| What you are asked to do |
Omit every image, and transcribe the remaining entries exactly as given.

Extracted data entries
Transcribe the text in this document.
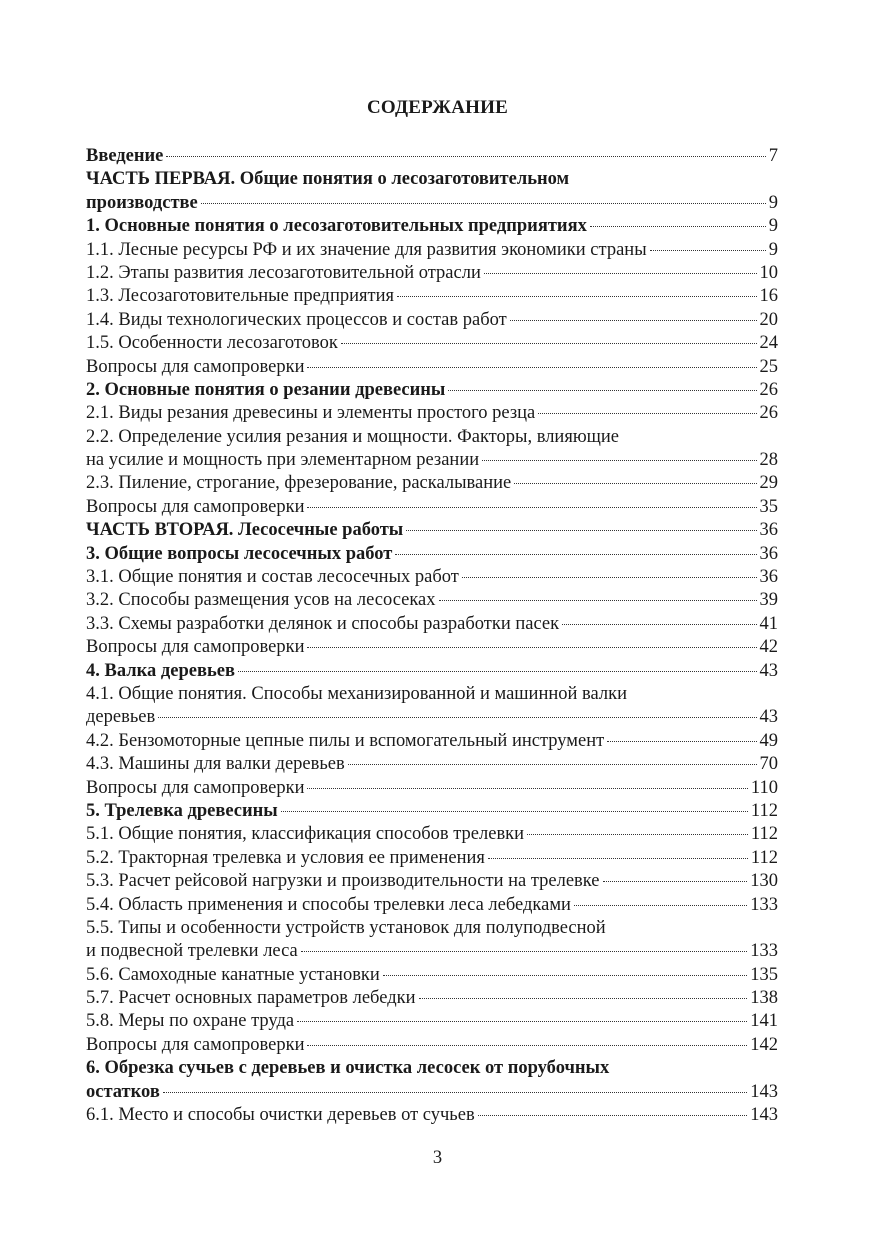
СОДЕРЖАНИЕ
Введение	7
ЧАСТЬ ПЕРВАЯ. Общие понятия о лесозаготовительном
производстве	9
1. Основные понятия о лесозаготовительных предприятиях	9
1.1. Лесные ресурсы РФ и их значение для развития экономики страны	9
1.2. Этапы развития лесозаготовительной отрасли	10
1.3. Лесозаготовительные предприятия	16
1.4. Виды технологических процессов и состав работ	20
1.5. Особенности лесозаготовок	24
Вопросы для самопроверки	25
2. Основные понятия о резании древесины	26
2.1. Виды резания древесины и элементы простого резца	26
2.2. Определение усилия резания и мощности. Факторы, влияющие
на усилие и мощность при элементарном резании	28
2.3. Пиление, строгание, фрезерование, раскалывание	29
Вопросы для самопроверки	35
ЧАСТЬ ВТОРАЯ. Лесосечные работы	36
3. Общие вопросы лесосечных работ	36
3.1. Общие понятия и состав лесосечных работ	36
3.2. Способы размещения усов на лесосеках	39
3.3. Схемы разработки делянок и способы разработки пасек	41
Вопросы для самопроверки	42
4. Валка деревьев	43
4.1. Общие понятия. Способы механизированной и машинной валки
деревьев	43
4.2. Бензомоторные цепные пилы и вспомогательный инструмент	49
4.3. Машины для валки деревьев	70
Вопросы для самопроверки	110
5. Трелевка древесины	112
5.1. Общие понятия, классификация способов трелевки	112
5.2. Тракторная трелевка и условия ее применения	112
5.3. Расчет рейсовой нагрузки и производительности на трелевке	130
5.4. Область применения и способы трелевки леса лебедками	133
5.5. Типы и особенности устройств установок для полуподвесной
и подвесной трелевки леса	133
5.6. Самоходные канатные установки	135
5.7. Расчет основных параметров лебедки	138
5.8. Меры по охране труда	141
Вопросы для самопроверки	142
6. Обрезка сучьев с деревьев и очистка лесосек от порубочных
остатков	143
6.1. Место и способы очистки деревьев от сучьев	143
3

| Response |
Transcribe the text in this document.
СОДЕРЖАНИЕ
Введение	7
ЧАСТЬ ПЕРВАЯ. Общие понятия о лесозаготовительном
производстве	9
1. Основные понятия о лесозаготовительных предприятиях	9
1.1. Лесные ресурсы РФ и их значение для развития экономики страны	9
1.2. Этапы развития лесозаготовительной отрасли	10
1.3. Лесозаготовительные предприятия	16
1.4. Виды технологических процессов и состав работ	20
1.5. Особенности лесозаготовок	24
Вопросы для самопроверки	25
2. Основные понятия о резании древесины	26
2.1. Виды резания древесины и элементы простого резца	26
2.2. Определение усилия резания и мощности. Факторы, влияющие
на усилие и мощность при элементарном резании	28
2.3. Пиление, строгание, фрезерование, раскалывание	29
Вопросы для самопроверки	35
ЧАСТЬ ВТОРАЯ. Лесосечные работы	36
3. Общие вопросы лесосечных работ	36
3.1. Общие понятия и состав лесосечных работ	36
3.2. Способы размещения усов на лесосеках	39
3.3. Схемы разработки делянок и способы разработки пасек	41
Вопросы для самопроверки	42
4. Валка деревьев	43
4.1. Общие понятия. Способы механизированной и машинной валки
деревьев	43
4.2. Бензомоторные цепные пилы и вспомогательный инструмент	49
4.3. Машины для валки деревьев	70
Вопросы для самопроверки	110
5. Трелевка древесины	112
5.1. Общие понятия, классификация способов трелевки	112
5.2. Тракторная трелевка и условия ее применения	112
5.3. Расчет рейсовой нагрузки и производительности на трелевке	130
5.4. Область применения и способы трелевки леса лебедками	133
5.5. Типы и особенности устройств установок для полуподвесной
и подвесной трелевки леса	133
5.6. Самоходные канатные установки	135
5.7. Расчет основных параметров лебедки	138
5.8. Меры по охране труда	141
Вопросы для самопроверки	142
6. Обрезка сучьев с деревьев и очистка лесосек от порубочных
остатков	143
6.1. Место и способы очистки деревьев от сучьев	143
3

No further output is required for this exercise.